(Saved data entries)

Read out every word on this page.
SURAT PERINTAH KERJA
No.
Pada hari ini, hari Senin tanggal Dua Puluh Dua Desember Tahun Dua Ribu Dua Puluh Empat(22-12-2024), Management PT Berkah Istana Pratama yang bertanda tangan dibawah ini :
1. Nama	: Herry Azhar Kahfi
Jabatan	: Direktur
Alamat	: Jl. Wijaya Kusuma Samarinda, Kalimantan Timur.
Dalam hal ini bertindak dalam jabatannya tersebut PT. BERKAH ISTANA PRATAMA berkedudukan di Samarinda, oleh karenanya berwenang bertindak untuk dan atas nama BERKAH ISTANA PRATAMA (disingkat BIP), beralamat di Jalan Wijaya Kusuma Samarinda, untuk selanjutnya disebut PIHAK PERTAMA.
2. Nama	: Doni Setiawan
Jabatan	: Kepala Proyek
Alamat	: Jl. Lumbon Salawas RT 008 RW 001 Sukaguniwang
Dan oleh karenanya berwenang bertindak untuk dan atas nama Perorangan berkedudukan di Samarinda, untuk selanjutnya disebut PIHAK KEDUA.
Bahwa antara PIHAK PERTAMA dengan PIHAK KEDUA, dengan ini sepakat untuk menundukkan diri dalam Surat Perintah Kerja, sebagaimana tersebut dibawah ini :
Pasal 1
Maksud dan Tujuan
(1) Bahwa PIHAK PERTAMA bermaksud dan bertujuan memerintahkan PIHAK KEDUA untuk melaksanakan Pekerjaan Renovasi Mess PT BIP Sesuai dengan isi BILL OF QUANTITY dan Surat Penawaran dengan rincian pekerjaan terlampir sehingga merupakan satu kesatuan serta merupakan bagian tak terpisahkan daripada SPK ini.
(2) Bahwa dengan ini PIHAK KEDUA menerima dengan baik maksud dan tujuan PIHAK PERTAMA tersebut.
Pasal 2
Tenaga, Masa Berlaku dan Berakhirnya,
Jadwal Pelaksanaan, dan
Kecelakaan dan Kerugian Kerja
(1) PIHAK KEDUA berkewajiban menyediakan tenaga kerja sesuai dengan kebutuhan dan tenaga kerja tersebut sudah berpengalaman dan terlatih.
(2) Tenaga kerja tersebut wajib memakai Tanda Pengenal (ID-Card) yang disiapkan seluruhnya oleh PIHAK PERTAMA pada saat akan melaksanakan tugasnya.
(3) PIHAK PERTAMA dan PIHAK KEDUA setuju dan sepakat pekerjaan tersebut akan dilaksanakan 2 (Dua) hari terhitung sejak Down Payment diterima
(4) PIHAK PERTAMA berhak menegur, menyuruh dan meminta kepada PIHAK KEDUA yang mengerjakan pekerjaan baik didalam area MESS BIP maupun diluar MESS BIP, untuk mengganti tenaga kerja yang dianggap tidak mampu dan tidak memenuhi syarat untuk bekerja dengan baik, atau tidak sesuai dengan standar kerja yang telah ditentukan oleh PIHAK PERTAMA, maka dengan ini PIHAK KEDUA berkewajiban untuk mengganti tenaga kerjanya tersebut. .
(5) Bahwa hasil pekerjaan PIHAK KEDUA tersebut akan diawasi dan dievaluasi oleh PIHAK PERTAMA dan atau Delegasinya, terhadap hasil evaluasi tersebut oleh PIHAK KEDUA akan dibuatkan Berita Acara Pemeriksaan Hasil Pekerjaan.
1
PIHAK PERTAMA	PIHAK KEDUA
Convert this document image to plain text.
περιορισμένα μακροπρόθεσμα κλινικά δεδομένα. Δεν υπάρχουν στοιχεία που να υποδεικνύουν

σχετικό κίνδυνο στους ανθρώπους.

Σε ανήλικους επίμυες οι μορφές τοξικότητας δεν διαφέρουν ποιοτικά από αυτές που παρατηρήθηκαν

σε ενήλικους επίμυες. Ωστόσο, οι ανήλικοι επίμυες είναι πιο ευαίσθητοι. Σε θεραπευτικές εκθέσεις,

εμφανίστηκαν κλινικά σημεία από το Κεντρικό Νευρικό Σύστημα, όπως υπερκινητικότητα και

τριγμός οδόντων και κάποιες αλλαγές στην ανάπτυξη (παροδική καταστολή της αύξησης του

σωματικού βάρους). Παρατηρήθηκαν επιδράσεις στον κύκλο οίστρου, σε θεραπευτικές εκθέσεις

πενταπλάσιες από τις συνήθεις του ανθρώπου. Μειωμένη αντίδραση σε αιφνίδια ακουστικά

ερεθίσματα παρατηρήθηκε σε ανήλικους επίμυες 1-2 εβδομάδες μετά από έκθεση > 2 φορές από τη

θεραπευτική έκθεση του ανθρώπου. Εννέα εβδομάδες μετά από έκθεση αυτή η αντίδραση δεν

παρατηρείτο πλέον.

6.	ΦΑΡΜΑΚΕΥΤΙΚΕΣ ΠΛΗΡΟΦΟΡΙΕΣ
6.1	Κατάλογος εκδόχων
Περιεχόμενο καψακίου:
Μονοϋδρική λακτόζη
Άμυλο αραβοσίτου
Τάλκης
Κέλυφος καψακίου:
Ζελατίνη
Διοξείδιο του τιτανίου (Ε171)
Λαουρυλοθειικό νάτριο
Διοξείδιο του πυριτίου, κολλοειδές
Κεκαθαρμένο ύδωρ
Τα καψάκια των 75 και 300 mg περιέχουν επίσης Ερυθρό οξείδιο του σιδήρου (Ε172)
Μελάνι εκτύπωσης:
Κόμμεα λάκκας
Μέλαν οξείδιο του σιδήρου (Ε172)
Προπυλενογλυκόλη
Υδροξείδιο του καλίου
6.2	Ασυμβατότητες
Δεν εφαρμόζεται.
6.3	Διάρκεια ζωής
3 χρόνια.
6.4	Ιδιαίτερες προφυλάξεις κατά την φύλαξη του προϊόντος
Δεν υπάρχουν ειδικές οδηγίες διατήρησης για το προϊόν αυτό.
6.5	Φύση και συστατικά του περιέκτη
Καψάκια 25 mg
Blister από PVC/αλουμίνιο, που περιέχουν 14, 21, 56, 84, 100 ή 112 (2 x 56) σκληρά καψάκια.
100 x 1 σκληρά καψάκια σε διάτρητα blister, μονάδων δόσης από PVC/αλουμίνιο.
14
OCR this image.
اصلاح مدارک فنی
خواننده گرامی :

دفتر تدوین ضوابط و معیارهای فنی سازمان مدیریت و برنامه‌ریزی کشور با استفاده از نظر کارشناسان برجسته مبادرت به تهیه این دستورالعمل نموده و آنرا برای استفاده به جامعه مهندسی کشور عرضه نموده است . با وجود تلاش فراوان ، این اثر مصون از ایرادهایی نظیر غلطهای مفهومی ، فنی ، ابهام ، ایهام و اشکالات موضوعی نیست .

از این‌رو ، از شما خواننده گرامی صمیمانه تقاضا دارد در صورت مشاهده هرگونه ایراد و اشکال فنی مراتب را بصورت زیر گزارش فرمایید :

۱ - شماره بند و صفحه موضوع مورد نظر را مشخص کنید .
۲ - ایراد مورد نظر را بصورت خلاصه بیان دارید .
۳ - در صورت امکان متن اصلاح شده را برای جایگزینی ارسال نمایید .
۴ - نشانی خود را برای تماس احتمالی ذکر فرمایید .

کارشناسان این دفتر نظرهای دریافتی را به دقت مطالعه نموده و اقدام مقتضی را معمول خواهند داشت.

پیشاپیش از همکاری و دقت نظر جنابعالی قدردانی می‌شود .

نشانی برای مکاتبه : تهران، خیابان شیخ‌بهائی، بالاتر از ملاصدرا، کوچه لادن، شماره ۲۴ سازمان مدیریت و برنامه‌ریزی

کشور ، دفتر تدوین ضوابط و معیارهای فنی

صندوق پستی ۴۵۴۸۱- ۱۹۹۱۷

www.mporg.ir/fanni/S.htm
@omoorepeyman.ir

### [What to work on]
Say how many lines of the data include the word "کارشناسان". Nothing other than the number should be given.

### [Correct result]
2